• _Selected text_
===============
British-bred Thoroughbred racehorse

Airs and Graces (1895 - 1915) was a British Thoroughbred racehorse and broodmare. As a two-year-old she raced in the colours of the 6th Duke of Portland and showed modest ability, winning one minor race. After being bought by the Australian sportsman W T Jones she showed much improved form at three in 1898, winning the Epsom Oaks and being placed in both the 1000 Guineas and the Coronation Stakes. She failed to win a race in 1900 but ran well to finish second in the Cambridgeshire Handicap. She was exported to France to become a broodmare and produced two top-class winners.

==Background==
Airs and Graces was a "wiry, greyhoundy mare, with plenty of size and scope" bred in England by Captain (later Major) William Henry Fife-Cookson of Langton Hall in Yorkshire. As a yearling in July 1896 she was consigned to the sales at Newmarket and was bought for 550 guineas by the 6th Duke of Portland. She was sent into training with George Dawson at Heath House stable in Newmarket.
===============
• _Required action 1_
From the racehorse passage, extract the text between "British-bred Thoroughbred racehorse" and "two top-class winners.", inclusive.
• _Required action 2_
In the racehorse passage, what price did the 6th Duke of Portland pay for Airs and Graces as a yearling?
The lines that follow have no connection to the racehorse passage.

• _Data_
===============
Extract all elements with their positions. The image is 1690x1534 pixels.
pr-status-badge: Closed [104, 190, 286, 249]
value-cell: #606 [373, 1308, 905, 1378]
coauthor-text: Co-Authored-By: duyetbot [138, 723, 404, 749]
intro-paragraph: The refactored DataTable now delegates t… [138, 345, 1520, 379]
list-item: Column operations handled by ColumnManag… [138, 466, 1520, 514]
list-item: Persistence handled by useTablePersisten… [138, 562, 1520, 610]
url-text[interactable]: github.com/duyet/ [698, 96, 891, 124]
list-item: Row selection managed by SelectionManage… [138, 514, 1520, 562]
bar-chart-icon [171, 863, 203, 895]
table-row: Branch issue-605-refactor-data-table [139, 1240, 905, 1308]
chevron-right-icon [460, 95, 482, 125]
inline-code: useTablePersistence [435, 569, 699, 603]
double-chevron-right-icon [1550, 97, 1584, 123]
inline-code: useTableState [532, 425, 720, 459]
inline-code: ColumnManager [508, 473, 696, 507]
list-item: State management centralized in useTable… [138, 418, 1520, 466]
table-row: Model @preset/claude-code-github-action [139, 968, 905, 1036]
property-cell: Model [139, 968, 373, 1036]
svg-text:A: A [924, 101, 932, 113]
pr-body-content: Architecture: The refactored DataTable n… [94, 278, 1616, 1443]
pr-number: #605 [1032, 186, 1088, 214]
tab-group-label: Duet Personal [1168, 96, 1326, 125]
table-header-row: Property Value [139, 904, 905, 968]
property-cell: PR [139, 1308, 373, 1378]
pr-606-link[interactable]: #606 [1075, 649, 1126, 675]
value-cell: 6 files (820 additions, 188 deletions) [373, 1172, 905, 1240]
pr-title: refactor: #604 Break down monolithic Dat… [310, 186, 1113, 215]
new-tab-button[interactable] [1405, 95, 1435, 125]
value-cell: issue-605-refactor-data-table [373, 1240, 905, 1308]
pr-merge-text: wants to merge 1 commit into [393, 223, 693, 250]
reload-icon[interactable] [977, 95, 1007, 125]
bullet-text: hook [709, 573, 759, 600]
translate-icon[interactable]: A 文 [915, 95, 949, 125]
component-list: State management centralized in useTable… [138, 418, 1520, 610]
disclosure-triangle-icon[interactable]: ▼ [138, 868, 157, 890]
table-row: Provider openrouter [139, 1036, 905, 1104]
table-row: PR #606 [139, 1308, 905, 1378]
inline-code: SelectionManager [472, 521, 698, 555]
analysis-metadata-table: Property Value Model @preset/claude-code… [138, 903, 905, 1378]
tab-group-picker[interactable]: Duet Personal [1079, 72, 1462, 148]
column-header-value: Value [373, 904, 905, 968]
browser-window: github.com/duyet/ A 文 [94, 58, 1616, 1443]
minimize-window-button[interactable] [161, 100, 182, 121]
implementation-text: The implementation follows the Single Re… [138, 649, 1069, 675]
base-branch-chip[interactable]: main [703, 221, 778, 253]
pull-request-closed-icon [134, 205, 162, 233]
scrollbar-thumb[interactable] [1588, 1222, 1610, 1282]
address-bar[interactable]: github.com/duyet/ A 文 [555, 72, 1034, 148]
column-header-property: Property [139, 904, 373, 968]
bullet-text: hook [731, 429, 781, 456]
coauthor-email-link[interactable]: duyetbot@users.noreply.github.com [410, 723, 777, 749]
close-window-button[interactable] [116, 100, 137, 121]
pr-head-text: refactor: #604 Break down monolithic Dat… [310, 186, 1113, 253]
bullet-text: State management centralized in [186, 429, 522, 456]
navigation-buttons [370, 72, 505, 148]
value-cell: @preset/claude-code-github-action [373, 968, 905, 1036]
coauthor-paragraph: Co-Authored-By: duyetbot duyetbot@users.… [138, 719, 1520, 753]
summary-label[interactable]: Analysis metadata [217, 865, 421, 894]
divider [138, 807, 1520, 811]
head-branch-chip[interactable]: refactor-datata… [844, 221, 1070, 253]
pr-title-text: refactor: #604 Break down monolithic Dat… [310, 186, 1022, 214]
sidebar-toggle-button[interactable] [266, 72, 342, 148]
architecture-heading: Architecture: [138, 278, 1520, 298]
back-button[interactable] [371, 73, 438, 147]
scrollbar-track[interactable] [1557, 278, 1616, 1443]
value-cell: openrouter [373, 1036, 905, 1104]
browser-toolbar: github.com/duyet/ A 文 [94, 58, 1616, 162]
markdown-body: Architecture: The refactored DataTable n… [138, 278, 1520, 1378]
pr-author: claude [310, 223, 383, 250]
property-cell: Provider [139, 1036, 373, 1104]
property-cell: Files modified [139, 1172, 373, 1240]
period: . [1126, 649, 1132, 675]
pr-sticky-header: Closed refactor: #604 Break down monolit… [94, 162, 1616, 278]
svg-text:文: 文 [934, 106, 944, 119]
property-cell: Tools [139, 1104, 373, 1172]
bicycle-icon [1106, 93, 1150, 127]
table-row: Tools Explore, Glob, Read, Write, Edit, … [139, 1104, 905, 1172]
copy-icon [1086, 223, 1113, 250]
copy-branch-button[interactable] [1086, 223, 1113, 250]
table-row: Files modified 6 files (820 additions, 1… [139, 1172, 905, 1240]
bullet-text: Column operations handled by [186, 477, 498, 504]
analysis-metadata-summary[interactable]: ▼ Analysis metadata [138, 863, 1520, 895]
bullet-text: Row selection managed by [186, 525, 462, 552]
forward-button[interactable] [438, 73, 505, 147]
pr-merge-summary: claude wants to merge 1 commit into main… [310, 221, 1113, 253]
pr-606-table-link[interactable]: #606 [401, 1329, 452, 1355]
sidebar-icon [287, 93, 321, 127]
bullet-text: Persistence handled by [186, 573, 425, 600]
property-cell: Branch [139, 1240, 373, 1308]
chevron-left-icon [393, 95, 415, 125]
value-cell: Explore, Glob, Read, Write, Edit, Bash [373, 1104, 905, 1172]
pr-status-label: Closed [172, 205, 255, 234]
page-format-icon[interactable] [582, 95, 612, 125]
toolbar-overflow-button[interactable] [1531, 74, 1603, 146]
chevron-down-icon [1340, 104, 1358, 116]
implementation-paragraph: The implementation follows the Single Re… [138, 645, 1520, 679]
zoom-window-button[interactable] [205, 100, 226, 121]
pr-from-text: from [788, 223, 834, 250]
===============
• _Exercise response 1_
British-bred Thoroughbred racehorse

Airs and Graces (1895 - 1915) was a British Thoroughbred racehorse and broodmare. As a two-year-old she raced in the colours of the 6th Duke of Portland and showed modest ability, winning one minor race. After being bought by the Australian sportsman W T Jones she showed much improved form at three in 1898, winning the Epsom Oaks and being placed in both the 1000 Guineas and the Coronation Stakes. She failed to win a race in 1900 but ran well to finish second in the Cambridgeshire Handicap. She was exported to France to become a broodmare and produced two top-class winners.

• _Exercise response 2_
550 guineas